[Data entries]
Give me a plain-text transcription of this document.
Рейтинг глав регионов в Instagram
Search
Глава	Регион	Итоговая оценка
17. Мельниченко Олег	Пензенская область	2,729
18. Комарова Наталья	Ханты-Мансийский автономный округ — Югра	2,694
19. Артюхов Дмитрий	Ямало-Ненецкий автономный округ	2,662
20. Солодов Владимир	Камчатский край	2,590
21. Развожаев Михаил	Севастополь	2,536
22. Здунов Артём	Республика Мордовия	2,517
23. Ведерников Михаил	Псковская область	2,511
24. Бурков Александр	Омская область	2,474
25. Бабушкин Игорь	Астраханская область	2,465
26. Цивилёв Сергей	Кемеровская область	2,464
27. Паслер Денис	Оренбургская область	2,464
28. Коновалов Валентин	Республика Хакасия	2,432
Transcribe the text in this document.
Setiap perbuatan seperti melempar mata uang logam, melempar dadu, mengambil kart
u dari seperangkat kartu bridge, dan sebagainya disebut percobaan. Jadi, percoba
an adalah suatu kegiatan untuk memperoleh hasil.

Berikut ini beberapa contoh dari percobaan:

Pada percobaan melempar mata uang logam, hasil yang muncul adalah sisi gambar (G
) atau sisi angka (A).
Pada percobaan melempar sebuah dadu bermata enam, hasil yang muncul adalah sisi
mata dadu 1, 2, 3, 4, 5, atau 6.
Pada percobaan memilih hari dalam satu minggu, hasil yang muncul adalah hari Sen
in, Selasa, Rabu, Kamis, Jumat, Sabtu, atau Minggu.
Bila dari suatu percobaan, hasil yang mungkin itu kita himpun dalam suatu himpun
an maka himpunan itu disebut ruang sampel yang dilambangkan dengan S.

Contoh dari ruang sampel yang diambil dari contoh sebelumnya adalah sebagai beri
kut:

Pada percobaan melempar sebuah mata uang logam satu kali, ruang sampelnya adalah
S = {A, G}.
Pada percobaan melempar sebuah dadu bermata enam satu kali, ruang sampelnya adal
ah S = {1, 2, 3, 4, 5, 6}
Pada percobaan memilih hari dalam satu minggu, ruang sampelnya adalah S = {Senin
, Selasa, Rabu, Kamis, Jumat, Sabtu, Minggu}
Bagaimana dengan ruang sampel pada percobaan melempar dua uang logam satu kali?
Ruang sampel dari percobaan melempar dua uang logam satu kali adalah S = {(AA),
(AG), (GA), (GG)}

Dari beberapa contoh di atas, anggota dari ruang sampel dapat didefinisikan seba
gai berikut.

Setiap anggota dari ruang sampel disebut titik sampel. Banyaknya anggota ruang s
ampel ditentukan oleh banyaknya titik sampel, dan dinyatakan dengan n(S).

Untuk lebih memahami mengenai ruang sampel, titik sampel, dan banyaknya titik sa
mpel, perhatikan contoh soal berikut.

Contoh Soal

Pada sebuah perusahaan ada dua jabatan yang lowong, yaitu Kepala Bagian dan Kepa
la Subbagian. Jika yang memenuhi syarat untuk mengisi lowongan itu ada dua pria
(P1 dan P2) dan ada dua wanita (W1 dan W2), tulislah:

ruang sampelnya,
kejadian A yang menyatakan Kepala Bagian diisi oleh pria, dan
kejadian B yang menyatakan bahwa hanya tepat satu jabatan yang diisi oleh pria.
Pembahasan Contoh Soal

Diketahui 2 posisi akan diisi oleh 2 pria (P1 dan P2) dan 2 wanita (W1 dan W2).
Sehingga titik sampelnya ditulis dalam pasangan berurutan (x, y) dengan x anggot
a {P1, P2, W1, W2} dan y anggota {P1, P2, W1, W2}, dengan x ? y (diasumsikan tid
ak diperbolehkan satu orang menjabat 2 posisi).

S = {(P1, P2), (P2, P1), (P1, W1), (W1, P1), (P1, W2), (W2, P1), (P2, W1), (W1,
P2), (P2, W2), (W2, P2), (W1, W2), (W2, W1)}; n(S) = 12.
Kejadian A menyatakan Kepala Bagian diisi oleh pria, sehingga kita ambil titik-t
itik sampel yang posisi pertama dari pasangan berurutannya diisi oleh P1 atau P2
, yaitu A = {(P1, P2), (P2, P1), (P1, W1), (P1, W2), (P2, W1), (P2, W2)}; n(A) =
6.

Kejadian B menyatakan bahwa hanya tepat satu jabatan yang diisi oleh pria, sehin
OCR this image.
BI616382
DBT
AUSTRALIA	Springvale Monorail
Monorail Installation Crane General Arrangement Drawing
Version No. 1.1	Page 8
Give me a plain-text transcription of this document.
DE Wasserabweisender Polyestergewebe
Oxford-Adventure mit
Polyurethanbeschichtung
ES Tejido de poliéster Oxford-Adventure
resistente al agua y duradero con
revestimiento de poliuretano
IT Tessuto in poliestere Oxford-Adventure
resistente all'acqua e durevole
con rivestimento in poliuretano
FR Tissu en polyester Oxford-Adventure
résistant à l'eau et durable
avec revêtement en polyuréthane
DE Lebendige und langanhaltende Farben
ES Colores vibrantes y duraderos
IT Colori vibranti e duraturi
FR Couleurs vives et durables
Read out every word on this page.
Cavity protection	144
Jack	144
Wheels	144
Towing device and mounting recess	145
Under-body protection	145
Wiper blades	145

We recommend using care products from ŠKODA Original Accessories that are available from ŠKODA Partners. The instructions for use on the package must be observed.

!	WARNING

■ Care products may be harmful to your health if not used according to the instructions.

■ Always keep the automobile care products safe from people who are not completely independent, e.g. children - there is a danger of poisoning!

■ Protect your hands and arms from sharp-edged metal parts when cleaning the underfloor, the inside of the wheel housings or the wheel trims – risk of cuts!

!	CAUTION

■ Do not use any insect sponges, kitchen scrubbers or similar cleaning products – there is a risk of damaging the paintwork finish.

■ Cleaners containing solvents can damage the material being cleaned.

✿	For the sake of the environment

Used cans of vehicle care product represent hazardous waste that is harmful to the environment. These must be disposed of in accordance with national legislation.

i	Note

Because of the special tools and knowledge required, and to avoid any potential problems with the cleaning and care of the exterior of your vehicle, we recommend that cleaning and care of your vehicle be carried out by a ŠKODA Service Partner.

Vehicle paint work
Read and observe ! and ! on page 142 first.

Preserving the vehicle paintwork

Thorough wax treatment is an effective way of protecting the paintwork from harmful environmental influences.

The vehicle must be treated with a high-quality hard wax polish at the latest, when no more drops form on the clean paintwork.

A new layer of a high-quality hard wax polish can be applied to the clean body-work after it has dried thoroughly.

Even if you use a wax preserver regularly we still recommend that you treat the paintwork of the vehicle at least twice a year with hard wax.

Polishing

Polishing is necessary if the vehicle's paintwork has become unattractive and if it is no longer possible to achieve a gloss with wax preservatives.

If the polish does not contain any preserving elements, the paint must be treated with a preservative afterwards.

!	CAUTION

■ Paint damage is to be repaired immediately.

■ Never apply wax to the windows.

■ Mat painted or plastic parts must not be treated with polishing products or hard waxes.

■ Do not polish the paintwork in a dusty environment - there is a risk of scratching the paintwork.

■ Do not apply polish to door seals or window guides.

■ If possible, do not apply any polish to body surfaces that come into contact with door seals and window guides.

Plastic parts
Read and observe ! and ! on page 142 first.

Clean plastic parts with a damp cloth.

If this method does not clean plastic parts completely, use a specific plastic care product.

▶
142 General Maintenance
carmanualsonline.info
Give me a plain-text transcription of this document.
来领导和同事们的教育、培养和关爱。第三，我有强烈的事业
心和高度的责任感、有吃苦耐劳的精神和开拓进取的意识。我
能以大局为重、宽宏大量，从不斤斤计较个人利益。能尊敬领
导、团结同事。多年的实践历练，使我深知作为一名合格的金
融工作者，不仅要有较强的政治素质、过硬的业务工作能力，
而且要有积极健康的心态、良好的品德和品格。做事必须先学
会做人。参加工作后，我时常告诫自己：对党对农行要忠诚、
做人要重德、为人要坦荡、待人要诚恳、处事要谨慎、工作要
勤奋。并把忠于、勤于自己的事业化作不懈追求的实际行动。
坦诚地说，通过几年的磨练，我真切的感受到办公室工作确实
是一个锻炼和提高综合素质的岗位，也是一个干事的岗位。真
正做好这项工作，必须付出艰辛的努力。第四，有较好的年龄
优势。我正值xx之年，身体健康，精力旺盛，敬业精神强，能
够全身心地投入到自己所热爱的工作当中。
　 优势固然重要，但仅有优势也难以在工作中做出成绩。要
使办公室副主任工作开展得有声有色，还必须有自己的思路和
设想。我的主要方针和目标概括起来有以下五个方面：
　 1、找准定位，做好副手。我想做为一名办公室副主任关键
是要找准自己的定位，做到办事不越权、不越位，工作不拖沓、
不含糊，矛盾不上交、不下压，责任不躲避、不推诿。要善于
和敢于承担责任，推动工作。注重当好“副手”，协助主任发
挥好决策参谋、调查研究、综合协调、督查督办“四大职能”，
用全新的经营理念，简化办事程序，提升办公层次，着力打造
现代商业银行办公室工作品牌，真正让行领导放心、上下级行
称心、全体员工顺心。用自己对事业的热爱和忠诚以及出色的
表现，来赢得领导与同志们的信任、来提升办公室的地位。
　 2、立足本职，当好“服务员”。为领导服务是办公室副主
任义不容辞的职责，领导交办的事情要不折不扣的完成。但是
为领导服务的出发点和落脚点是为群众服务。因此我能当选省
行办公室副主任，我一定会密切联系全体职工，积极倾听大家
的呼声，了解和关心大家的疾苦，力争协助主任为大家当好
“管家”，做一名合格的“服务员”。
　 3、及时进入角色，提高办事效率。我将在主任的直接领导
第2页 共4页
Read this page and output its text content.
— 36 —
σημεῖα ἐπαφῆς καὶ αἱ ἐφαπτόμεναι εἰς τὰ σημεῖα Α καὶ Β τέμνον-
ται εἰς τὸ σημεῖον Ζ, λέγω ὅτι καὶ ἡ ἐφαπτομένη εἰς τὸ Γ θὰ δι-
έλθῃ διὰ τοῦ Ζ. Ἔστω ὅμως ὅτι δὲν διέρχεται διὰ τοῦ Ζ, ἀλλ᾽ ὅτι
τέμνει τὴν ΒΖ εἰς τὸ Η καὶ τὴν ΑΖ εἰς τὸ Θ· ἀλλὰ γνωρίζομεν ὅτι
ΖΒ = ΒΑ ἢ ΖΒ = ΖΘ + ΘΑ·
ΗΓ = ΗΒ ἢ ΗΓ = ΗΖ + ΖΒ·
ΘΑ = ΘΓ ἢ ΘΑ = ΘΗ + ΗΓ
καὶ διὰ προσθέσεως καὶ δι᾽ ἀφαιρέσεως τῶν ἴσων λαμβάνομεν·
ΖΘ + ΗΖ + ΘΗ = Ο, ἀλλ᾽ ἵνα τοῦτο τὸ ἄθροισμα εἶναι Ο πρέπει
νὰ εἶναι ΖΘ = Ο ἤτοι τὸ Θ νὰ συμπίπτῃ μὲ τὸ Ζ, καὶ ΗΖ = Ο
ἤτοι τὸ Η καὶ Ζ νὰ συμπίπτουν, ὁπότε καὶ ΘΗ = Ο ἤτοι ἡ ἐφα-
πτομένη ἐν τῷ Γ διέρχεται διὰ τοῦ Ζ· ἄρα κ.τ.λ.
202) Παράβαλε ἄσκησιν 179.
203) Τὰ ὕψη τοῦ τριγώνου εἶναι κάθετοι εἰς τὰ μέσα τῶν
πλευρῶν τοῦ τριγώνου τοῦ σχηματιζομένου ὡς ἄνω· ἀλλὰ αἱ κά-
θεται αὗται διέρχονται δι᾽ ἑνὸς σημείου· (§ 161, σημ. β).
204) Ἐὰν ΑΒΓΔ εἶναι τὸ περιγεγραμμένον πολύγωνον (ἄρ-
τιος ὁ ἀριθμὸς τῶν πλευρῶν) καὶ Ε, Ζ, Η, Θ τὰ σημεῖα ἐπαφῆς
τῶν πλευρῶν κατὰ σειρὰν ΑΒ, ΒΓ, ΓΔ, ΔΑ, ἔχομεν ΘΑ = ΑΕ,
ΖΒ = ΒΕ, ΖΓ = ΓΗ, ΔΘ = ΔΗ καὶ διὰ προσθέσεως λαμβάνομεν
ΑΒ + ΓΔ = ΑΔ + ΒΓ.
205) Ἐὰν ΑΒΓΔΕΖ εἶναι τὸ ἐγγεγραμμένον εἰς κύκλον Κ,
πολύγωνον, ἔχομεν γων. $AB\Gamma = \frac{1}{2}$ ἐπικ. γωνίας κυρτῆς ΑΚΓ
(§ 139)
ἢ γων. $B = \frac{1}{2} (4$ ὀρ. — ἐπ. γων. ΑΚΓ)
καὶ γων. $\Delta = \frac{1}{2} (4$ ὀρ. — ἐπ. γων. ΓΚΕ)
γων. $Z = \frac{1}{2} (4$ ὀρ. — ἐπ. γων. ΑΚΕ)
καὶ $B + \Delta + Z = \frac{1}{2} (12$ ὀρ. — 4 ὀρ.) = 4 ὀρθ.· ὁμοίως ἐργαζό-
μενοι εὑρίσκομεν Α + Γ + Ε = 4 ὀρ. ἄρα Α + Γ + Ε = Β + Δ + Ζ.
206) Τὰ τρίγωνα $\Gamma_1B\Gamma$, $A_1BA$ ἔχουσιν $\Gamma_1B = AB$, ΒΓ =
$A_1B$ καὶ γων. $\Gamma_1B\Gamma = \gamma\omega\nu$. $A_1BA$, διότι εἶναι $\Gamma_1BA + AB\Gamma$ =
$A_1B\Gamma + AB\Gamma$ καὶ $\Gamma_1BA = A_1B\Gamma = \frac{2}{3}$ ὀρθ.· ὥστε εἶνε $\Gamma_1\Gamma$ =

**Problem description**.
Pick out every line above that contains the word "λαμβάνομεν" and copy it.

**Solution to the problem**.
καὶ διὰ προσθέσεως καὶ δι᾽ ἀφαιρέσεως τῶν ἴσων λαμβάνομεν·
ΖΒ = ΒΕ, ΖΓ = ΓΗ, ΔΘ = ΔΗ καὶ διὰ προσθέσεως λαμβάνομεν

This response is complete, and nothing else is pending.